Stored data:
■ ■ ■
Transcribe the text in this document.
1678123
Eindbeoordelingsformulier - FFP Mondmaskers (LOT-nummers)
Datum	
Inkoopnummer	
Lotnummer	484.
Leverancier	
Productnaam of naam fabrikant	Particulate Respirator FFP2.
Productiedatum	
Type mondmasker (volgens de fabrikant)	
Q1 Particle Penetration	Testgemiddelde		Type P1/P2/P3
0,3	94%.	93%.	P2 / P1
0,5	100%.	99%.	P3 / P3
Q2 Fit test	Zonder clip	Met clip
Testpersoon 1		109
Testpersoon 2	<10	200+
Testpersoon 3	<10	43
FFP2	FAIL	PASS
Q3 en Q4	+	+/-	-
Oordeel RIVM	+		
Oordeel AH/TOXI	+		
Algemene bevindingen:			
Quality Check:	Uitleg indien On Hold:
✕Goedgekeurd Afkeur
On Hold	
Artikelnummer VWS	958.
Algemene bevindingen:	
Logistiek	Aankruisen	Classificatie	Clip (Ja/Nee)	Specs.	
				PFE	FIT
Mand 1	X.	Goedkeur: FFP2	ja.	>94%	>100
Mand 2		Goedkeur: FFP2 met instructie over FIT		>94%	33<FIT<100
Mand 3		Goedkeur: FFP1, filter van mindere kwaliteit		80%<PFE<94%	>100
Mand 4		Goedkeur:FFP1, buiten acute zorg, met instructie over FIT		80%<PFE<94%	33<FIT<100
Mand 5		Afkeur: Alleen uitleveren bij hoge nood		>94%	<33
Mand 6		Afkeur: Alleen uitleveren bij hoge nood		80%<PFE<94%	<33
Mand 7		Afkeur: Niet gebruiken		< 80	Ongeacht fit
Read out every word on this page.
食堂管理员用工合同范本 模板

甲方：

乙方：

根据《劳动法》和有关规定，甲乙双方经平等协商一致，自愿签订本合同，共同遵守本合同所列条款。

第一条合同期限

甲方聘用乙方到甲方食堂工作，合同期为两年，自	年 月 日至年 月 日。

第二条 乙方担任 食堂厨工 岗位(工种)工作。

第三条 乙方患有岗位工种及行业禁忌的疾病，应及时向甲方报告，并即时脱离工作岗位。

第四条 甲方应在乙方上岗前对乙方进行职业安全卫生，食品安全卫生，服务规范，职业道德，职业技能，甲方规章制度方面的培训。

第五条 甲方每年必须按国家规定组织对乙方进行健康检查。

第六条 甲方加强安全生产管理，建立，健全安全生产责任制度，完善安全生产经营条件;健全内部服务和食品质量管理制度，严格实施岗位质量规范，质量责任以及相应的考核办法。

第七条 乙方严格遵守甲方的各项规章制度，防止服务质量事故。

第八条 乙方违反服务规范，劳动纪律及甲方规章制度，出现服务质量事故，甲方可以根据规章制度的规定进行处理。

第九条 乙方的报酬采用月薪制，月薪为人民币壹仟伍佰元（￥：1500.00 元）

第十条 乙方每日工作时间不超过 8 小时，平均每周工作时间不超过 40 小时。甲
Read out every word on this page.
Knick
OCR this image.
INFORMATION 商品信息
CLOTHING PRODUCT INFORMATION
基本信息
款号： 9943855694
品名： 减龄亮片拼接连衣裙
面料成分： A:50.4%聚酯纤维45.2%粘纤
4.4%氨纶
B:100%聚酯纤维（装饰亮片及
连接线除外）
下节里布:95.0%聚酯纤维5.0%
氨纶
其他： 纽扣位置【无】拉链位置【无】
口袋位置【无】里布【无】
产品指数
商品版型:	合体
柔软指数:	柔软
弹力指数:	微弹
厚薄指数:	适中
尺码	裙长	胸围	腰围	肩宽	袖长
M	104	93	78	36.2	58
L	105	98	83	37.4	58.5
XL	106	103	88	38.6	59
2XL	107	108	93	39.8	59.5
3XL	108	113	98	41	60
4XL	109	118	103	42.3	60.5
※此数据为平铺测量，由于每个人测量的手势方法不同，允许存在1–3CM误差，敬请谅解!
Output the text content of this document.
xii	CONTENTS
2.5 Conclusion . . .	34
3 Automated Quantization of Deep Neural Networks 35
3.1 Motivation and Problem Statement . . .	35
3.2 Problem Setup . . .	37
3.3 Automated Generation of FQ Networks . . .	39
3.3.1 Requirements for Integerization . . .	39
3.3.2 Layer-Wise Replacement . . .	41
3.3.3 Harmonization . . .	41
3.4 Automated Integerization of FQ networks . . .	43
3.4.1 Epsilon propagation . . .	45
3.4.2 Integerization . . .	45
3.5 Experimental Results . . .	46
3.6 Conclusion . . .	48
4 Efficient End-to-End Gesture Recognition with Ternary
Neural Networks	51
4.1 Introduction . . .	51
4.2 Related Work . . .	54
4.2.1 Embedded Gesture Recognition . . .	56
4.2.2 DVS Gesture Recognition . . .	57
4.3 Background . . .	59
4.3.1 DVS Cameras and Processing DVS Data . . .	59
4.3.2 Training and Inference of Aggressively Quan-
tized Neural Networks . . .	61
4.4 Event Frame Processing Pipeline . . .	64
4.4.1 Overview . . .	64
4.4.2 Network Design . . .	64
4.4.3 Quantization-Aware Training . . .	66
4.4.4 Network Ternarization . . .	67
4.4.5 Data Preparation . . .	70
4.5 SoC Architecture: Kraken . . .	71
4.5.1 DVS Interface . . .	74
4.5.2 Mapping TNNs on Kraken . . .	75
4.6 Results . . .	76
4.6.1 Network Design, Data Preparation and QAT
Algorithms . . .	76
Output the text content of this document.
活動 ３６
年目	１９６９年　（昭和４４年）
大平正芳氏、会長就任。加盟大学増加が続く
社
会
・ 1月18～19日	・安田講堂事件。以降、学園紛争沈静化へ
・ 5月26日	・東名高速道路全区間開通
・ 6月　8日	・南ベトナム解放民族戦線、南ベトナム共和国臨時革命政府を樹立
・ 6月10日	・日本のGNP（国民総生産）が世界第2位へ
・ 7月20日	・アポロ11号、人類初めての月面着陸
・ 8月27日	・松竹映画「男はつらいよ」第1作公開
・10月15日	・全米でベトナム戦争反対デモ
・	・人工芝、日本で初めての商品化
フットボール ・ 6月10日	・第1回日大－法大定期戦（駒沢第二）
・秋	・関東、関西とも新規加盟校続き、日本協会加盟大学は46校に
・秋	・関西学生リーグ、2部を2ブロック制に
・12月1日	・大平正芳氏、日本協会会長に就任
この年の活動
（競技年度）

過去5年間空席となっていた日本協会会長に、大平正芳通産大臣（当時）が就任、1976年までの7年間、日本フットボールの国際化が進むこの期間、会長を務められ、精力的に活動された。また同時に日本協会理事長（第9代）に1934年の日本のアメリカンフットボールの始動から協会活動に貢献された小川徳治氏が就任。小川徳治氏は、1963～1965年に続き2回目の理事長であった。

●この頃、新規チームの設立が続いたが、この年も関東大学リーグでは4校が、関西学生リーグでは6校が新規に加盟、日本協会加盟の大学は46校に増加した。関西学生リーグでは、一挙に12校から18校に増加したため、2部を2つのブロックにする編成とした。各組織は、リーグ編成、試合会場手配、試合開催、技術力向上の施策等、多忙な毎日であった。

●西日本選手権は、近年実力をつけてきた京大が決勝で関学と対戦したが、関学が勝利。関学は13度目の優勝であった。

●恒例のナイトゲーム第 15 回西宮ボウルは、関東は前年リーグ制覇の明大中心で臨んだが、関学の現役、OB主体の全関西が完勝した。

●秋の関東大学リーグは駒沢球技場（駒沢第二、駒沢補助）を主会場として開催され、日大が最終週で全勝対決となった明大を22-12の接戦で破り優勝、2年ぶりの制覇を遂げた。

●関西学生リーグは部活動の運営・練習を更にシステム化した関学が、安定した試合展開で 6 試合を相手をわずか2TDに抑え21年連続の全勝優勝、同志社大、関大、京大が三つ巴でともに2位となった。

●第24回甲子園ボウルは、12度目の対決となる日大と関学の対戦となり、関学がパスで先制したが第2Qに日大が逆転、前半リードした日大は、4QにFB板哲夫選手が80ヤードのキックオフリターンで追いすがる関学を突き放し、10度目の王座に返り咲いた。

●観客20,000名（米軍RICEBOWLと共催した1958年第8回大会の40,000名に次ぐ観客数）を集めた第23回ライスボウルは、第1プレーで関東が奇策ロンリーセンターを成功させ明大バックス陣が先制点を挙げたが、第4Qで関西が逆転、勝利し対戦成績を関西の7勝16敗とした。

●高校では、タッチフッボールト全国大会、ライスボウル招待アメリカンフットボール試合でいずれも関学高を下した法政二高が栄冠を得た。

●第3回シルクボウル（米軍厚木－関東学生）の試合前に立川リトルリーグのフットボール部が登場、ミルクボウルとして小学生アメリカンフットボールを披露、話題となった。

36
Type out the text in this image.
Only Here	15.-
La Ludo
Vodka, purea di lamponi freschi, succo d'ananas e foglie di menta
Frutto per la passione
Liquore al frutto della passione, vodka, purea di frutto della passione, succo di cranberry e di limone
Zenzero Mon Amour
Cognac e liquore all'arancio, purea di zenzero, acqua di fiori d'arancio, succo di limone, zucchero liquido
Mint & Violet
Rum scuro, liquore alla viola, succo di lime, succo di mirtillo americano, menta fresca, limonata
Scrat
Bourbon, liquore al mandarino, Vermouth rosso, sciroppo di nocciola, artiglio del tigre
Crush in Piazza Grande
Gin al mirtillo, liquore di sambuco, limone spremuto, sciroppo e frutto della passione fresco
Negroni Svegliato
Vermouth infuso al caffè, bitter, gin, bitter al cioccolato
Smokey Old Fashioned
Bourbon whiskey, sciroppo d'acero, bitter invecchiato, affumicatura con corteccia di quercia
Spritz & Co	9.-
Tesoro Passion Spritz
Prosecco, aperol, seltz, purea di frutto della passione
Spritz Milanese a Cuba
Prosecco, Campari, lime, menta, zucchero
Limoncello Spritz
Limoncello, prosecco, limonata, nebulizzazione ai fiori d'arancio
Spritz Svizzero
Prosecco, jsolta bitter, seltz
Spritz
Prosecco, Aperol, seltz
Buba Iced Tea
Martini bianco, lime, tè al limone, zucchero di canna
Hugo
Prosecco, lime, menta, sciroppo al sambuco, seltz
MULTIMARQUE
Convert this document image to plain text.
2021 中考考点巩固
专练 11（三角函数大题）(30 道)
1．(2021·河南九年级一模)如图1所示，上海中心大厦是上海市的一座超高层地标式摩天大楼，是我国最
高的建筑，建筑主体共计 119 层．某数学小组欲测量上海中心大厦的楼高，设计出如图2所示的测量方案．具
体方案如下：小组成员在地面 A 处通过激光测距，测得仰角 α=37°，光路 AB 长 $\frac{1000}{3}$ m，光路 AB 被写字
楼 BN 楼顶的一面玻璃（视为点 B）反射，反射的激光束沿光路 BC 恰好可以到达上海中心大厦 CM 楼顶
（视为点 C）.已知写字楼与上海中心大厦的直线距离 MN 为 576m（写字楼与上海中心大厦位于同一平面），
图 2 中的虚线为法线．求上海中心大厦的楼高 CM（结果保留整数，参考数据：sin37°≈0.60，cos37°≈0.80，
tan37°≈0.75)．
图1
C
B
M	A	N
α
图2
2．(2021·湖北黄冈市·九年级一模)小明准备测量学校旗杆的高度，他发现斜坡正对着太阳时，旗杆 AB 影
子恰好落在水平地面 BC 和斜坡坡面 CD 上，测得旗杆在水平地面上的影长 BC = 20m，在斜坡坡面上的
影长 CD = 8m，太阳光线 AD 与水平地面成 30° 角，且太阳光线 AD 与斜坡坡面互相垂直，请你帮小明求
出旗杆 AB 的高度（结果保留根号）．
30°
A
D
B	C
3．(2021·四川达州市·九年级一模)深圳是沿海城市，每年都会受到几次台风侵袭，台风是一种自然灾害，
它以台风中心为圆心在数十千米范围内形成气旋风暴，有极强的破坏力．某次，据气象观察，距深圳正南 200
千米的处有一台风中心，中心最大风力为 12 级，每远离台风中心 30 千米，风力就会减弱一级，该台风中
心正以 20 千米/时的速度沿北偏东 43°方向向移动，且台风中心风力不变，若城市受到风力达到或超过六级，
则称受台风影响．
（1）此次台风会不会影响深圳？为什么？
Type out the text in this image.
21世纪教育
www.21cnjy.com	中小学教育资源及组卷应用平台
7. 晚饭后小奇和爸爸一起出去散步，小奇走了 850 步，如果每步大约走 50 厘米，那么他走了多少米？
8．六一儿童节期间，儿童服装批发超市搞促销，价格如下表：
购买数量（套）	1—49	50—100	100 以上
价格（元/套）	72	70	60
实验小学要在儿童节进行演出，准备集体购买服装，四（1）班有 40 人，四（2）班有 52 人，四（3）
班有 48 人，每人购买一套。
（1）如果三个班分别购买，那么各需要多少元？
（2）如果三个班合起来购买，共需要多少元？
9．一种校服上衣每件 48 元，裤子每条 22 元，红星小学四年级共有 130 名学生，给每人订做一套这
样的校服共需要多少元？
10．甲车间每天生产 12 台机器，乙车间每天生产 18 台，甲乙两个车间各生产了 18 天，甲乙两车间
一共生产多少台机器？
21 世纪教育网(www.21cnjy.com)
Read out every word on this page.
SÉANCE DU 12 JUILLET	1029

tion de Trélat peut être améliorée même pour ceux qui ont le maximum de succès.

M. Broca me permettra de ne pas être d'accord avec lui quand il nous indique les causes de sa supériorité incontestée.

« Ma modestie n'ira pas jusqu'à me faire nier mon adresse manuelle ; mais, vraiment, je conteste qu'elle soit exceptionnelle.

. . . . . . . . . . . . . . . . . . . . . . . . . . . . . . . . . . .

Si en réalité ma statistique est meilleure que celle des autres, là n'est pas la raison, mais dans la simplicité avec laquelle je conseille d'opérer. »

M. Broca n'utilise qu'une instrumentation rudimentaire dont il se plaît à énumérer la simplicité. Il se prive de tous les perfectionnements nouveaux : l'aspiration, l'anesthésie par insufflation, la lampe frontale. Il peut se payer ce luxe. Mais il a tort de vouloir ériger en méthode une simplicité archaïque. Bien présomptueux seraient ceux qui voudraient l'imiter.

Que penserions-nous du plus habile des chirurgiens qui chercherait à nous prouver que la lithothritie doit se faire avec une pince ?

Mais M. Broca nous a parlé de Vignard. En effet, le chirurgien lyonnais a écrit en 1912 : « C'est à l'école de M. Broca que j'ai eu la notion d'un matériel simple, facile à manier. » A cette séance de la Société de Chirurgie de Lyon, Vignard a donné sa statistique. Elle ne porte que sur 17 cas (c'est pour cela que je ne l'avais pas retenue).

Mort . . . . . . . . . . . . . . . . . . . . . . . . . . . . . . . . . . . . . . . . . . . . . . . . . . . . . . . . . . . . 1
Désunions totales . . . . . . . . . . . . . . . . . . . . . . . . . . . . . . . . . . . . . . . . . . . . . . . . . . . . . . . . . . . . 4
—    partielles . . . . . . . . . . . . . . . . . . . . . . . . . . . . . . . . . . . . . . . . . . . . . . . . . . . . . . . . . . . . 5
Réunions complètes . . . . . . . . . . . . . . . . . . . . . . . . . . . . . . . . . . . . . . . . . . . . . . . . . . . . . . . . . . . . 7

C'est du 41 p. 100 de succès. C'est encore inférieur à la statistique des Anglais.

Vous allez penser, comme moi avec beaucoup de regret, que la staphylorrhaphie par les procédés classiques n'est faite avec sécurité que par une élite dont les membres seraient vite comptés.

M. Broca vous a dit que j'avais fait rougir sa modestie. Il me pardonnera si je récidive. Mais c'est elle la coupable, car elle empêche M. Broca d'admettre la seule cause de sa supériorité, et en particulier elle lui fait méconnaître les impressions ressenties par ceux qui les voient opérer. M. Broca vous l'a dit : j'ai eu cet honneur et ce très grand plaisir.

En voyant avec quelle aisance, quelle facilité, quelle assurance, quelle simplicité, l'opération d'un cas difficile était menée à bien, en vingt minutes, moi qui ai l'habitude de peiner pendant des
■ ■ ■
Give the number of lines in the material above that have the word "simplicité" in them, and nothing more.

• RESULT FOR THIS EXERCISE: 3